* **Problem requirements**
Please repeat all of the listing exactly.

* **Exercise inputs**
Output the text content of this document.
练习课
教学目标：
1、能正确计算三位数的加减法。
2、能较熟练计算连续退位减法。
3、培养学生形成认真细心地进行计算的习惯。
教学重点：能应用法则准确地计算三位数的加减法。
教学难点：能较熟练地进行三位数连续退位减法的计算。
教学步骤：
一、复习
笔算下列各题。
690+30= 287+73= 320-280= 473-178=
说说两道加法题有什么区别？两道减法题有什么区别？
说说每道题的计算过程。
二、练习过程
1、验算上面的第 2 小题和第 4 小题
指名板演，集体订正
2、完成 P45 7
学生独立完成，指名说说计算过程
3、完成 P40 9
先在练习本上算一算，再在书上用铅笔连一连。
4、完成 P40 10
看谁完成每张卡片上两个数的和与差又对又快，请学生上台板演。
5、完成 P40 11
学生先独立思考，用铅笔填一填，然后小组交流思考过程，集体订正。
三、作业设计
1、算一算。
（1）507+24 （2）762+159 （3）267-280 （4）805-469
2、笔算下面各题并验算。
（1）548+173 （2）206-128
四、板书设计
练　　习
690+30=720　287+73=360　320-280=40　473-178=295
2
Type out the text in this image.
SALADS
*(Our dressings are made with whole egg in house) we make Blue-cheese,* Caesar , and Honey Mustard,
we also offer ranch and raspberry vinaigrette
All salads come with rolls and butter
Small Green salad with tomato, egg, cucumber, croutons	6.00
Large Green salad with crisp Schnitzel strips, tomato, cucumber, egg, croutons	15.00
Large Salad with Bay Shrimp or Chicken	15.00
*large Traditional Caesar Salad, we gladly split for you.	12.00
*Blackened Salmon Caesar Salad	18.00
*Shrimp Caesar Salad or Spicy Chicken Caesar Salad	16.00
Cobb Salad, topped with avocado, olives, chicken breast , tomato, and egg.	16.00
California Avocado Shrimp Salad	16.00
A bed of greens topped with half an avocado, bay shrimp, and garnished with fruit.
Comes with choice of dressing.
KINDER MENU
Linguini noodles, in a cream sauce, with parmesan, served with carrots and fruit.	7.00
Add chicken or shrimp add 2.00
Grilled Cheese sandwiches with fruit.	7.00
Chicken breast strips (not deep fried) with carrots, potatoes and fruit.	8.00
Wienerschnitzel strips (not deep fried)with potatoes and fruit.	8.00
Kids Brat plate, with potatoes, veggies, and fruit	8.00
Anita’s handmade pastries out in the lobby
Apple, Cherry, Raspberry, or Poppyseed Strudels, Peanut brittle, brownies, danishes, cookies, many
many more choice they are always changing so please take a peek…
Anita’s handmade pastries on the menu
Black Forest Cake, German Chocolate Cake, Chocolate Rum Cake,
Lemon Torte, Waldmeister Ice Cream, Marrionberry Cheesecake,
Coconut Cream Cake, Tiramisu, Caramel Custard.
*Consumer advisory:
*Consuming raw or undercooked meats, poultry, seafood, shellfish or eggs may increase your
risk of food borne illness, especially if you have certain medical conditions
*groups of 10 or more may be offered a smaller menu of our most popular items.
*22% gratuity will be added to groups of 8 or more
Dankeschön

* **Solution**
Output the text content of this document.
练习课
教学目标：
1、能正确计算三位数的加减法。
2、能较熟练计算连续退位减法。
3、培养学生形成认真细心地进行计算的习惯。
教学重点：能应用法则准确地计算三位数的加减法。
教学难点：能较熟练地进行三位数连续退位减法的计算。
教学步骤：
一、复习
笔算下列各题。
690+30= 287+73= 320-280= 473-178=
说说两道加法题有什么区别？两道减法题有什么区别？
说说每道题的计算过程。
二、练习过程
1、验算上面的第 2 小题和第 4 小题
指名板演，集体订正
2、完成 P45 7
学生独立完成，指名说说计算过程
3、完成 P40 9
先在练习本上算一算，再在书上用铅笔连一连。
4、完成 P40 10
看谁完成每张卡片上两个数的和与差又对又快，请学生上台板演。
5、完成 P40 11
学生先独立思考，用铅笔填一填，然后小组交流思考过程，集体订正。
三、作业设计
1、算一算。
（1）507+24 （2）762+159 （3）267-280 （4）805-469
2、笔算下面各题并验算。
（1）548+173 （2）206-128
四、板书设计
练　　习
690+30=720　287+73=360　320-280=40　473-178=295
2
Type out the text in this image.
SALADS
*(Our dressings are made with whole egg in house) we make Blue-cheese,* Caesar , and Honey Mustard,
we also offer ranch and raspberry vinaigrette
All salads come with rolls and butter
Small Green salad with tomato, egg, cucumber, croutons	6.00
Large Green salad with crisp Schnitzel strips, tomato, cucumber, egg, croutons	15.00
Large Salad with Bay Shrimp or Chicken	15.00
*large Traditional Caesar Salad, we gladly split for you.	12.00
*Blackened Salmon Caesar Salad	18.00
*Shrimp Caesar Salad or Spicy Chicken Caesar Salad	16.00
Cobb Salad, topped with avocado, olives, chicken breast , tomato, and egg.	16.00
California Avocado Shrimp Salad	16.00
A bed of greens topped with half an avocado, bay shrimp, and garnished with fruit.
Comes with choice of dressing.
KINDER MENU
Linguini noodles, in a cream sauce, with parmesan, served with carrots and fruit.	7.00
Add chicken or shrimp add 2.00
Grilled Cheese sandwiches with fruit.	7.00
Chicken breast strips (not deep fried) with carrots, potatoes and fruit.	8.00
Wienerschnitzel strips (not deep fried)with potatoes and fruit.	8.00
Kids Brat plate, with potatoes, veggies, and fruit	8.00
Anita’s handmade pastries out in the lobby
Apple, Cherry, Raspberry, or Poppyseed Strudels, Peanut brittle, brownies, danishes, cookies, many
many more choice they are always changing so please take a peek…
Anita’s handmade pastries on the menu
Black Forest Cake, German Chocolate Cake, Chocolate Rum Cake,
Lemon Torte, Waldmeister Ice Cream, Marrionberry Cheesecake,
Coconut Cream Cake, Tiramisu, Caramel Custard.
*Consumer advisory:
*Consuming raw or undercooked meats, poultry, seafood, shellfish or eggs may increase your
risk of food borne illness, especially if you have certain medical conditions
*groups of 10 or more may be offered a smaller menu of our most popular items.
*22% gratuity will be added to groups of 8 or more
Dankeschön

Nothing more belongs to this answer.